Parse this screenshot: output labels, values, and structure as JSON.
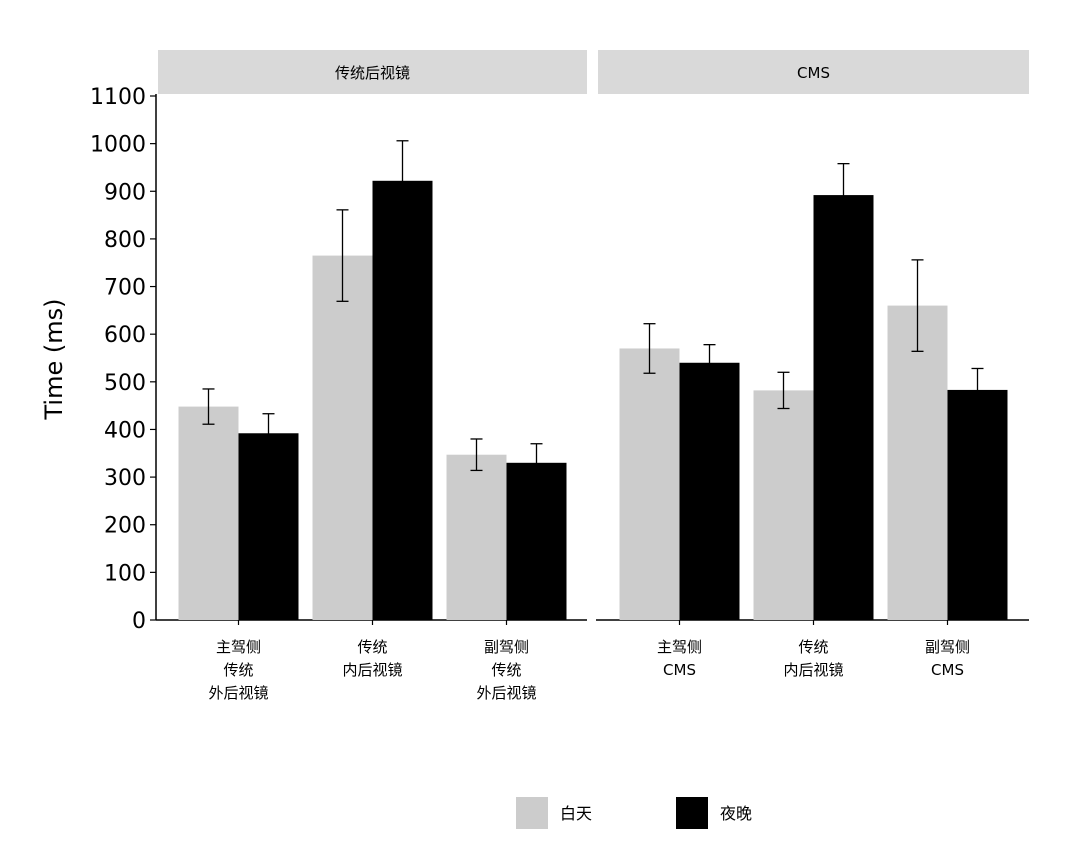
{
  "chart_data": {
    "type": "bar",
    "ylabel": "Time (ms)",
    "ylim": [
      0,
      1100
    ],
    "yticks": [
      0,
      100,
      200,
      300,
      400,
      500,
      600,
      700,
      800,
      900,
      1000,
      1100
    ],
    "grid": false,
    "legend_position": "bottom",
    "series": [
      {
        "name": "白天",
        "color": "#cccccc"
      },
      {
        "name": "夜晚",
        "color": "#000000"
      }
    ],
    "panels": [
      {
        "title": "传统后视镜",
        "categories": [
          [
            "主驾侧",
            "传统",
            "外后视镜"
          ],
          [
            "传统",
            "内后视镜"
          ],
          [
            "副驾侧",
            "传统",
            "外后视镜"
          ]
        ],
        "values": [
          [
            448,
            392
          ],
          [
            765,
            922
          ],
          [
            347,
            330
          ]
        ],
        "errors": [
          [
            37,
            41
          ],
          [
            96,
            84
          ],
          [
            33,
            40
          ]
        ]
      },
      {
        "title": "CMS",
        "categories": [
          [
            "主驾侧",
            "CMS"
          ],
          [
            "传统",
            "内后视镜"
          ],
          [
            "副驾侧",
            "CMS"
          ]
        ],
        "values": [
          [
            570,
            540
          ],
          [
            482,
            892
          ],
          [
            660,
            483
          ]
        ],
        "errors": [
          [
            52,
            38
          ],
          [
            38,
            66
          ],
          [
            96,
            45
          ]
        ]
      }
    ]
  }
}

• Exercise task: From start to finish, output the listing exactly, but omit its pictures.

• Output for this task:
Parse this screenshot: output labels, values, and structure as JSON.
{
  "chart_data": {
    "type": "bar",
    "ylabel": "Time (ms)",
    "ylim": [
      0,
      1100
    ],
    "yticks": [
      0,
      100,
      200,
      300,
      400,
      500,
      600,
      700,
      800,
      900,
      1000,
      1100
    ],
    "grid": false,
    "legend_position": "bottom",
    "series": [
      {
        "name": "白天",
        "color": "#cccccc"
      },
      {
        "name": "夜晚",
        "color": "#000000"
      }
    ],
    "panels": [
      {
        "title": "传统后视镜",
        "categories": [
          [
            "主驾侧",
            "传统",
            "外后视镜"
          ],
          [
            "传统",
            "内后视镜"
          ],
          [
            "副驾侧",
            "传统",
            "外后视镜"
          ]
        ],
        "values": [
          [
            448,
            392
          ],
          [
            765,
            922
          ],
          [
            347,
            330
          ]
        ],
        "errors": [
          [
            37,
            41
          ],
          [
            96,
            84
          ],
          [
            33,
            40
          ]
        ]
      },
      {
        "title": "CMS",
        "categories": [
          [
            "主驾侧",
            "CMS"
          ],
          [
            "传统",
            "内后视镜"
          ],
          [
            "副驾侧",
            "CMS"
          ]
        ],
        "values": [
          [
            570,
            540
          ],
          [
            482,
            892
          ],
          [
            660,
            483
          ]
        ],
        "errors": [
          [
            52,
            38
          ],
          [
            38,
            66
          ],
          [
            96,
            45
          ]
        ]
      }
    ]
  }
}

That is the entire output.